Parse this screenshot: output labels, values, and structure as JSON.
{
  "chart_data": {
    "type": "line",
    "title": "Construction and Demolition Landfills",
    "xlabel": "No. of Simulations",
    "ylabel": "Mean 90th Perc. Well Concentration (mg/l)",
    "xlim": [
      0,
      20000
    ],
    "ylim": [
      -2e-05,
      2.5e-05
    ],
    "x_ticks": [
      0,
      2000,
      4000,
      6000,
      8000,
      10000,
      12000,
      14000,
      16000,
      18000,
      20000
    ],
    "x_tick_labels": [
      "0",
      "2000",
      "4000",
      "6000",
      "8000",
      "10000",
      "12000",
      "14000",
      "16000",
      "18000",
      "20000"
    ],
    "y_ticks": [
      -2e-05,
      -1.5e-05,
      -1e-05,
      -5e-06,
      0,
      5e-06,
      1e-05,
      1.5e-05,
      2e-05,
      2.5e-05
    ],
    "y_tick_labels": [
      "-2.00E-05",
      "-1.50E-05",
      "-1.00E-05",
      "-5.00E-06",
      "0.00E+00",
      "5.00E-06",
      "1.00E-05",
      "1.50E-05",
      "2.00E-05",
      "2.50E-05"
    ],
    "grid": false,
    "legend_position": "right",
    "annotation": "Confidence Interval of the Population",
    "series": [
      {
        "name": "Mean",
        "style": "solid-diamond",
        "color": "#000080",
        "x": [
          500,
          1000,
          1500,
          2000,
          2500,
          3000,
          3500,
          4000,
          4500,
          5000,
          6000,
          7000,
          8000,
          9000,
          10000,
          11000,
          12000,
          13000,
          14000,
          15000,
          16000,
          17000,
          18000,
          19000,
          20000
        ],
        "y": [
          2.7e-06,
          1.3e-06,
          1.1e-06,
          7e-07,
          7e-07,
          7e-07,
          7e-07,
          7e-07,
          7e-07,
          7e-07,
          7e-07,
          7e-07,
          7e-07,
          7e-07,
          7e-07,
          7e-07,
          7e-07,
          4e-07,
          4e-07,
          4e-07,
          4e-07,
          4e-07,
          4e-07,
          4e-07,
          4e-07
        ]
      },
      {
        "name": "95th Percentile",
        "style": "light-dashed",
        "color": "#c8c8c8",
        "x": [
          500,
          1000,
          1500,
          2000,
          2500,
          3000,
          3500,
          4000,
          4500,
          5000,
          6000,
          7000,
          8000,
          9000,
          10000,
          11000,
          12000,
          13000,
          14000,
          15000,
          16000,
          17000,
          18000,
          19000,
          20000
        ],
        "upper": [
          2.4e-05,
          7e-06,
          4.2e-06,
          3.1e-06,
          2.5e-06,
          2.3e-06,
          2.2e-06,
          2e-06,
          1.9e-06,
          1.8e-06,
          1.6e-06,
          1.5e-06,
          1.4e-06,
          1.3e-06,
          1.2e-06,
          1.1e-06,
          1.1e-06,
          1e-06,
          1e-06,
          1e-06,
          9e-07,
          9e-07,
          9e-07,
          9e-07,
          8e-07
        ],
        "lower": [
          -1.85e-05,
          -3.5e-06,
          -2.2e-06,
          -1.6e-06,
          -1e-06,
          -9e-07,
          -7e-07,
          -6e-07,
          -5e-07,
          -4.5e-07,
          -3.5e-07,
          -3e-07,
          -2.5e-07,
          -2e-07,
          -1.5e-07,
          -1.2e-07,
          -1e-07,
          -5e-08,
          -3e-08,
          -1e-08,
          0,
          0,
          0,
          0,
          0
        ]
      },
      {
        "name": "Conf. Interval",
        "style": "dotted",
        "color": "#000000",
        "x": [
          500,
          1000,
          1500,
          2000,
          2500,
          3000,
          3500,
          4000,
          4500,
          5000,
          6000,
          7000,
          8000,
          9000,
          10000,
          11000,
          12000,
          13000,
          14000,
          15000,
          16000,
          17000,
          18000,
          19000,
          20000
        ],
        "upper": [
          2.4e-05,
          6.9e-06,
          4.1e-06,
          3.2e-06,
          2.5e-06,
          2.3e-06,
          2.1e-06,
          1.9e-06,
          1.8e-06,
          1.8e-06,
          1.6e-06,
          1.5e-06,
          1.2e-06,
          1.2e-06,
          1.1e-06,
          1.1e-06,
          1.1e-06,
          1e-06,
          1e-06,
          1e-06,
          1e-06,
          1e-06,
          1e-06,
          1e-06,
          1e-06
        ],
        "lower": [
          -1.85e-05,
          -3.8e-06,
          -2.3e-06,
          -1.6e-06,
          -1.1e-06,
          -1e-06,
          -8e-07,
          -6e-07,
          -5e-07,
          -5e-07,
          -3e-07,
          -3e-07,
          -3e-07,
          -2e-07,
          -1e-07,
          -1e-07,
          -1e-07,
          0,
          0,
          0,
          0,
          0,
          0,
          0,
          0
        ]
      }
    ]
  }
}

==

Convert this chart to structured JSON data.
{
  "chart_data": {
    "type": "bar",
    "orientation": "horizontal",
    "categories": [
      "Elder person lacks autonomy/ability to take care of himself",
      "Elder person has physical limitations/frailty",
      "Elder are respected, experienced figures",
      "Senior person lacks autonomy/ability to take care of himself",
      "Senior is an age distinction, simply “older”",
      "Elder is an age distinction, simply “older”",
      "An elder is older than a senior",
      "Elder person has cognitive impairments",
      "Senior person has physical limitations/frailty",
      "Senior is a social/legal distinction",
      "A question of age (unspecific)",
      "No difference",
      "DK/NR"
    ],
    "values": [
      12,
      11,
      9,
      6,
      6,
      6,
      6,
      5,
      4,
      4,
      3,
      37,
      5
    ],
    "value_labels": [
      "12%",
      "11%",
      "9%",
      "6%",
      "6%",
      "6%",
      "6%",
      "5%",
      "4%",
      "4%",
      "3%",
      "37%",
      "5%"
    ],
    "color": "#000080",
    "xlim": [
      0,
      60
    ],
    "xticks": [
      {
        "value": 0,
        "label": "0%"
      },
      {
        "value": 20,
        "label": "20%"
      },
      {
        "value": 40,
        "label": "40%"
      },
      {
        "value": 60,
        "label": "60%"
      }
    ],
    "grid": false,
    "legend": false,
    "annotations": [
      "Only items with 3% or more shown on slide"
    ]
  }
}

■ **Request**
Within the records, how many lines include "style"? The answer is the number and nothing else.

■ **Solution to this exercise**
3